Record excerpts:

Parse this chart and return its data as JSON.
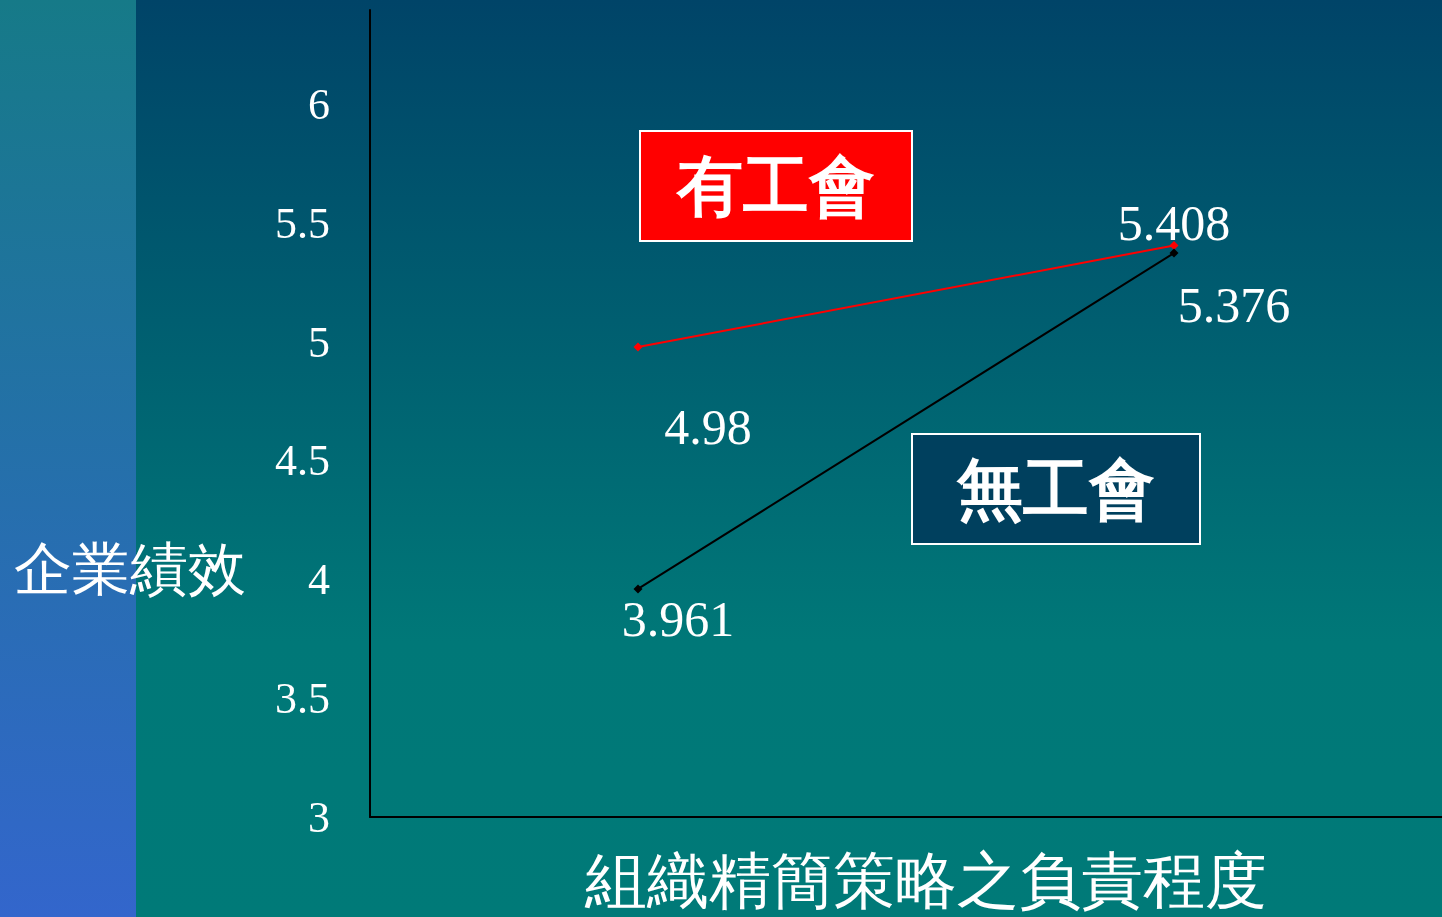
{
  "chart_data": {
    "type": "line",
    "xlabel": "組織精簡策略之負責程度",
    "ylabel": "企業績效",
    "categories": [
      null,
      null
    ],
    "series": [
      {
        "name": "有工會",
        "color": "#ff0000",
        "values": [
          4.98,
          5.408
        ]
      },
      {
        "name": "無工會",
        "color": "#000000",
        "values": [
          3.961,
          5.376
        ]
      }
    ],
    "ylim": [
      3,
      6.4
    ],
    "yticks": [
      3,
      3.5,
      4,
      4.5,
      5,
      5.5,
      6
    ],
    "grid": false,
    "legend": false,
    "marker": "diamond",
    "line_style": "solid",
    "data_labels": true
  }
}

Exercise directions: Skip the pictures and transcribe the rest of the records exactly.

Result of the exercise:
Parse this chart and return its data as JSON.
{
  "chart_data": {
    "type": "line",
    "xlabel": "組織精簡策略之負責程度",
    "ylabel": "企業績效",
    "categories": [
      null,
      null
    ],
    "series": [
      {
        "name": "有工會",
        "color": "#ff0000",
        "values": [
          4.98,
          5.408
        ]
      },
      {
        "name": "無工會",
        "color": "#000000",
        "values": [
          3.961,
          5.376
        ]
      }
    ],
    "ylim": [
      3,
      6.4
    ],
    "yticks": [
      3,
      3.5,
      4,
      4.5,
      5,
      5.5,
      6
    ],
    "grid": false,
    "legend": false,
    "marker": "diamond",
    "line_style": "solid",
    "data_labels": true
  }
}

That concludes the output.